Collection entries:
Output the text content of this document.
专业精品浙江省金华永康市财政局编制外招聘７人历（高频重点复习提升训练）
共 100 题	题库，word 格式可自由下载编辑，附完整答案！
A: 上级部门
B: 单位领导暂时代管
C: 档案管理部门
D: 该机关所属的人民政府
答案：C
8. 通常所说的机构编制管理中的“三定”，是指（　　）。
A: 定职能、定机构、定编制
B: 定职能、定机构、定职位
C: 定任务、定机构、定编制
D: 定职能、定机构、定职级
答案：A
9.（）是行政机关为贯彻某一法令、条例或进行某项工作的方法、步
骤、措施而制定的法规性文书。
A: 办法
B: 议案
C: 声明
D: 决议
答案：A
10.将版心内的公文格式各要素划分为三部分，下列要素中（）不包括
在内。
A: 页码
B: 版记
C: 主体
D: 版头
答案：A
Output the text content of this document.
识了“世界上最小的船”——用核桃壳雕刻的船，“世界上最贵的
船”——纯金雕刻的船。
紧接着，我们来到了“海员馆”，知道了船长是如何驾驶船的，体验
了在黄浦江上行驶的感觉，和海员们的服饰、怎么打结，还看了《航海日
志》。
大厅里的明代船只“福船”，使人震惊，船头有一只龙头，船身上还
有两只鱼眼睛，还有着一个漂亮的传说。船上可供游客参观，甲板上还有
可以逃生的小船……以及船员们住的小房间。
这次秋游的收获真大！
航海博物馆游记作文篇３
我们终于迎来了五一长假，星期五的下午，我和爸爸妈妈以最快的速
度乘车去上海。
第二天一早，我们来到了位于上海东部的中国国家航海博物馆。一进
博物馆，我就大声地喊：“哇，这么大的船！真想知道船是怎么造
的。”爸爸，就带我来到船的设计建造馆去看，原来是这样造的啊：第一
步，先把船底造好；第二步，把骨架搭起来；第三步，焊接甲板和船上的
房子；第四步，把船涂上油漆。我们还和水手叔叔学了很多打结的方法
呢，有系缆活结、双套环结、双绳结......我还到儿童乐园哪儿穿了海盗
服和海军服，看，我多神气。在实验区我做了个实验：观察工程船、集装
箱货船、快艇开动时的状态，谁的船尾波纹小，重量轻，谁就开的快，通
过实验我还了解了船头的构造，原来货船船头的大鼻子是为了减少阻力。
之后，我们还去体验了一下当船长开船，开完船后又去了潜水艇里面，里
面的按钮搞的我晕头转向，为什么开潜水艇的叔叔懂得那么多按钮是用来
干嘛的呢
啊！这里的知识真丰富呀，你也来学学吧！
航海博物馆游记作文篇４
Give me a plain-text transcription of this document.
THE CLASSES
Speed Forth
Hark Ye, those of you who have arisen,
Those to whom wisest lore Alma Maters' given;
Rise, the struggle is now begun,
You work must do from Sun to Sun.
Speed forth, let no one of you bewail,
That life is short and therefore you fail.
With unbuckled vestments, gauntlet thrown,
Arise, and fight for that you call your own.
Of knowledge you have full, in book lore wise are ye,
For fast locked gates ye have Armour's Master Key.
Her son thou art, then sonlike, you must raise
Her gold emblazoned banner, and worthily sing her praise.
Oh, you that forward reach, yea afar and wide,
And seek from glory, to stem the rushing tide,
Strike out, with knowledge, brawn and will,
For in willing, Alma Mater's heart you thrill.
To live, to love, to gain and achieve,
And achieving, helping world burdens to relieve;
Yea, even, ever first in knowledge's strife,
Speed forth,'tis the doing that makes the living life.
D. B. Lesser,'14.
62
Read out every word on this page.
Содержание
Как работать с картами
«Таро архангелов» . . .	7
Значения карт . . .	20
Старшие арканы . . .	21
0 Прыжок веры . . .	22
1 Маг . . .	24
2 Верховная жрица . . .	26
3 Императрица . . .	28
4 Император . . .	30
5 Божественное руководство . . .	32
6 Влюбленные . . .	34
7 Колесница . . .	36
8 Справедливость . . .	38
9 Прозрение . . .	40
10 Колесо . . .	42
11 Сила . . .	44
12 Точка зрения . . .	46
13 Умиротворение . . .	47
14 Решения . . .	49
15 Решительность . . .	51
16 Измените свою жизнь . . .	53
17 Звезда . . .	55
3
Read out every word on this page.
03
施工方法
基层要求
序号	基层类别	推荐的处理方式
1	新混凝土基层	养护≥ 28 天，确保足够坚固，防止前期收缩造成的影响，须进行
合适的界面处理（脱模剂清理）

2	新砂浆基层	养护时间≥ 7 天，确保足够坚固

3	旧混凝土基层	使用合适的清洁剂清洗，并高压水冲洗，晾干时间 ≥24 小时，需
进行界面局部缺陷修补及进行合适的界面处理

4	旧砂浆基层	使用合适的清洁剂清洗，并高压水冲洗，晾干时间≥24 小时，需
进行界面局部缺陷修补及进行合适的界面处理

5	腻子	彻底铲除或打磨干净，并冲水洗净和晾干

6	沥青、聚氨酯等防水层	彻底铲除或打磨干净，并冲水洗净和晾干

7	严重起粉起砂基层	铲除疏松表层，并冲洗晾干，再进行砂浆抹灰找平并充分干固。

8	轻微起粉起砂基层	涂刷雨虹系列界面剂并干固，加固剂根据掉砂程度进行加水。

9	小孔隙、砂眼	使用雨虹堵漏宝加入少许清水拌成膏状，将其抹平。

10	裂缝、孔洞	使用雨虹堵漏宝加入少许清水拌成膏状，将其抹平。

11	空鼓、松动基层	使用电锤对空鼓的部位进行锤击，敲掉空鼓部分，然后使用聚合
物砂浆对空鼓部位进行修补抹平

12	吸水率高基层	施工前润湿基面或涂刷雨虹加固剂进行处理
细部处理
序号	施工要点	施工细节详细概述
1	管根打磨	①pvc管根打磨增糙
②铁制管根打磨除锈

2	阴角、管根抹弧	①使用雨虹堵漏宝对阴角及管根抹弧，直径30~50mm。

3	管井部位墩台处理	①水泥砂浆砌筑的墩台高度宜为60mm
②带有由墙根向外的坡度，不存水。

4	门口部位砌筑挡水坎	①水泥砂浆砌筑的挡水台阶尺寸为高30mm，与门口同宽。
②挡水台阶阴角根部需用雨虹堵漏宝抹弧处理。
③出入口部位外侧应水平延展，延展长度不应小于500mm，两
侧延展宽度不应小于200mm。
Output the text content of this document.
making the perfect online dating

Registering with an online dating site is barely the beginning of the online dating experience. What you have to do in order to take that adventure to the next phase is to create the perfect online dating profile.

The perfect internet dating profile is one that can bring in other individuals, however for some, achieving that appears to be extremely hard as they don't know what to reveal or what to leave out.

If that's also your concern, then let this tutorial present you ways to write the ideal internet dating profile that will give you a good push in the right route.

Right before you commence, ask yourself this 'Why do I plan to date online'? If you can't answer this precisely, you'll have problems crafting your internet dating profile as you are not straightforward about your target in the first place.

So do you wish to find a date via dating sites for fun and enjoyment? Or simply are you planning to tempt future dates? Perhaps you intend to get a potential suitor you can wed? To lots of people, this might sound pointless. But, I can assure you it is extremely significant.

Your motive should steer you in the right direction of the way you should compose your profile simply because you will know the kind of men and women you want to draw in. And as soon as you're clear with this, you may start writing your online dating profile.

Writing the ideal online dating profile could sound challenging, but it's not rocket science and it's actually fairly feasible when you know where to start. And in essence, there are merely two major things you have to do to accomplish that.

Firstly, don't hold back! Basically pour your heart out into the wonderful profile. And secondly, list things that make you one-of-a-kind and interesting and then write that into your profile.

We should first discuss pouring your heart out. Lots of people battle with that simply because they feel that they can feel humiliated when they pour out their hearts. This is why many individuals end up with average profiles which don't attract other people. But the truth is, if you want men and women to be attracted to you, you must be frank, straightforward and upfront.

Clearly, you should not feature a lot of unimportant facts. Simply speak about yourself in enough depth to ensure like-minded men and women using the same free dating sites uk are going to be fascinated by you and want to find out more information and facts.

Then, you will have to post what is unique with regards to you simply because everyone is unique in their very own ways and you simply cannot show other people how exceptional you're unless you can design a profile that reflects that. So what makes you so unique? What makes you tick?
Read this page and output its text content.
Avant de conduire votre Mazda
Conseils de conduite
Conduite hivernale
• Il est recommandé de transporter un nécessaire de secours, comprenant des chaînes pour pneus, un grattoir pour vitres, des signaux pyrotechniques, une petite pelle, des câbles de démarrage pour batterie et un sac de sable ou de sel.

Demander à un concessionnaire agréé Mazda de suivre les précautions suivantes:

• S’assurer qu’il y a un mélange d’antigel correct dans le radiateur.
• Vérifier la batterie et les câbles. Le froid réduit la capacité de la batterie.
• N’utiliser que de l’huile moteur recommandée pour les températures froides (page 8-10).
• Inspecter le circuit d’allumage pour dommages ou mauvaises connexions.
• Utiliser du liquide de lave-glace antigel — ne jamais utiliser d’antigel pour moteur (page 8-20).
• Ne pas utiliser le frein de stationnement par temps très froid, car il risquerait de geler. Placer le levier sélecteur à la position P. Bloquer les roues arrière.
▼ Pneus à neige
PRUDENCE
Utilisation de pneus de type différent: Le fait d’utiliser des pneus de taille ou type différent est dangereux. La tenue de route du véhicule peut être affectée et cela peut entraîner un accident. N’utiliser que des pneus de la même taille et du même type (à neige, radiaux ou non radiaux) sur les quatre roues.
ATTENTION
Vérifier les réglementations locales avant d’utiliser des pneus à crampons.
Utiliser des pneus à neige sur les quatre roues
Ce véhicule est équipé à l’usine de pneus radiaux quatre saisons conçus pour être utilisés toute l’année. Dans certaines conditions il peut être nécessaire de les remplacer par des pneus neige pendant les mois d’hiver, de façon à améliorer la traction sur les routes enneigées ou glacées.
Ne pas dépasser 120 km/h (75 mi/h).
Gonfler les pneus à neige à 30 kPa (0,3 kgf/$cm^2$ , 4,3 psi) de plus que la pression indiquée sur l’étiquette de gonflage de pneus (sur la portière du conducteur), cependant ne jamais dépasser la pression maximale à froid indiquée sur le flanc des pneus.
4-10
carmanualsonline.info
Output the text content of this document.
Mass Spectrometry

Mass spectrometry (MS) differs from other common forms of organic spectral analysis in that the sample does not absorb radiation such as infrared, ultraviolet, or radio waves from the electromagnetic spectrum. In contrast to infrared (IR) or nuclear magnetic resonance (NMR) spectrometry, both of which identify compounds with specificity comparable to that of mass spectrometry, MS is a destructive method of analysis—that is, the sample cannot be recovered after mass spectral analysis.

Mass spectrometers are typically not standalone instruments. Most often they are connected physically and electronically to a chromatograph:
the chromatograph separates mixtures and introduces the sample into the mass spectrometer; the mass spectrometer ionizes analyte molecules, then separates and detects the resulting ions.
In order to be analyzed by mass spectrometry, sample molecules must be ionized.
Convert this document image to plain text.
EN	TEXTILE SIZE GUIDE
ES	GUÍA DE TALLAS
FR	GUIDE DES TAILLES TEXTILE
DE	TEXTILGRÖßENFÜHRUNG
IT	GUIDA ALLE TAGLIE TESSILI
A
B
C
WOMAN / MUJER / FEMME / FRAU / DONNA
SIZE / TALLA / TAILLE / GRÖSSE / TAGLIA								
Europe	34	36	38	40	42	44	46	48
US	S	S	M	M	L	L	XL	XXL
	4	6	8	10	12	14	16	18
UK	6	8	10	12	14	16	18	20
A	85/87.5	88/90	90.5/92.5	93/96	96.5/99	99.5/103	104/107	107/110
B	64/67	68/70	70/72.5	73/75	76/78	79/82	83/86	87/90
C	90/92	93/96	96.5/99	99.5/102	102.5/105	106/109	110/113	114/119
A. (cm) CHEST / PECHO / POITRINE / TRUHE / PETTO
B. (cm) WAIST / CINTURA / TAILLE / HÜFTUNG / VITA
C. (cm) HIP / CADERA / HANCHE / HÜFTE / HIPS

Set problem:
State how many lines of the records hold the string "knowledge", and nothing else.

Full output:
3